* begin Data for processing *
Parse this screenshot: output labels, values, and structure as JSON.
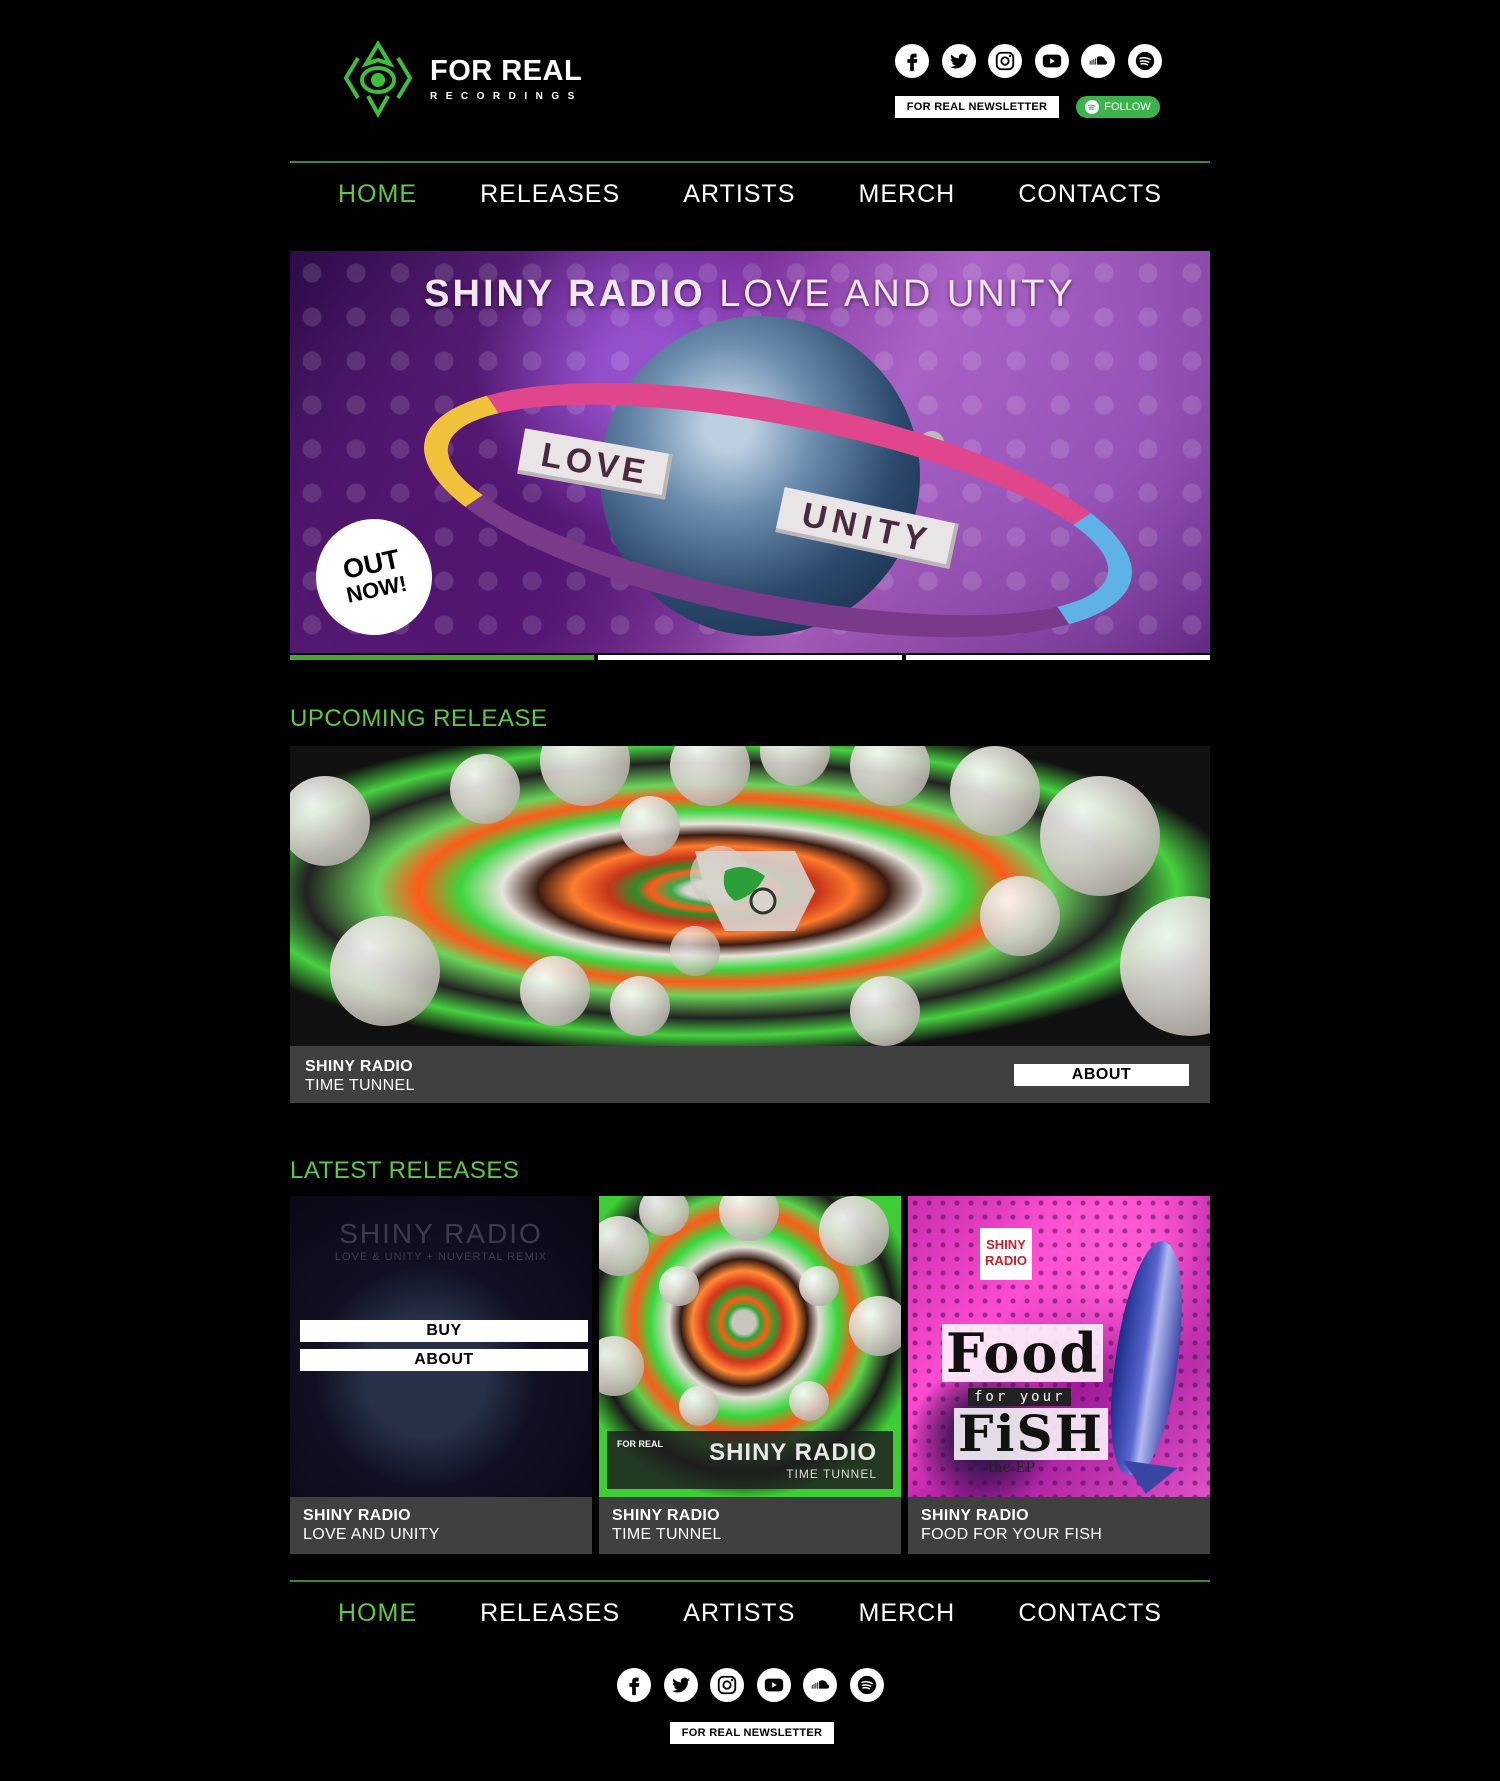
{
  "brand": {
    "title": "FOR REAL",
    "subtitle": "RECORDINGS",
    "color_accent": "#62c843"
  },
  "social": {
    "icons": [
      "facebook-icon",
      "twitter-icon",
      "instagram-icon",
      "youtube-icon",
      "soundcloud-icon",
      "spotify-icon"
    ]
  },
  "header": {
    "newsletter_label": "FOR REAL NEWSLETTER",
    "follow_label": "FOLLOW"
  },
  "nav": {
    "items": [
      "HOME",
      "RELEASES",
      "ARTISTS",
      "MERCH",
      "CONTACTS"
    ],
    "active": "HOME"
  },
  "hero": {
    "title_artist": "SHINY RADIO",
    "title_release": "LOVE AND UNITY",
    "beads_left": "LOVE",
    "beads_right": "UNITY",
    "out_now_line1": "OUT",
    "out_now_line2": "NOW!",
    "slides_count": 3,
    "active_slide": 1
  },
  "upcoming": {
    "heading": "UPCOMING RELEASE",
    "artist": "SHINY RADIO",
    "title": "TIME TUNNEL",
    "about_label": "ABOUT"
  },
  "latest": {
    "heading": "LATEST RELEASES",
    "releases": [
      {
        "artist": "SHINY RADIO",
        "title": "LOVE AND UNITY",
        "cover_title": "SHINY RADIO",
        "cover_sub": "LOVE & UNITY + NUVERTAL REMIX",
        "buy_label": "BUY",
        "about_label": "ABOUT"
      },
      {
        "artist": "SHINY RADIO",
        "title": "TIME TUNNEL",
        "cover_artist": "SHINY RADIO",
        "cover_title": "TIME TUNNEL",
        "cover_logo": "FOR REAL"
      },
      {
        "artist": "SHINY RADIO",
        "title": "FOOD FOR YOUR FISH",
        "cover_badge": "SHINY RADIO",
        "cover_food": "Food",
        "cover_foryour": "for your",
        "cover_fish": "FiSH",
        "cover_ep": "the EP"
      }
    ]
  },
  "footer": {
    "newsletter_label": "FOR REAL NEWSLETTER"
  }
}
* end Data for processing *
Request → Within the data above, pick out all lines holding the word "REAL".

Finished task →
    "title": "FOR REAL",
    "newsletter_label": "FOR REAL NEWSLETTER",
        "cover_logo": "FOR REAL"
    "newsletter_label": "FOR REAL NEWSLETTER"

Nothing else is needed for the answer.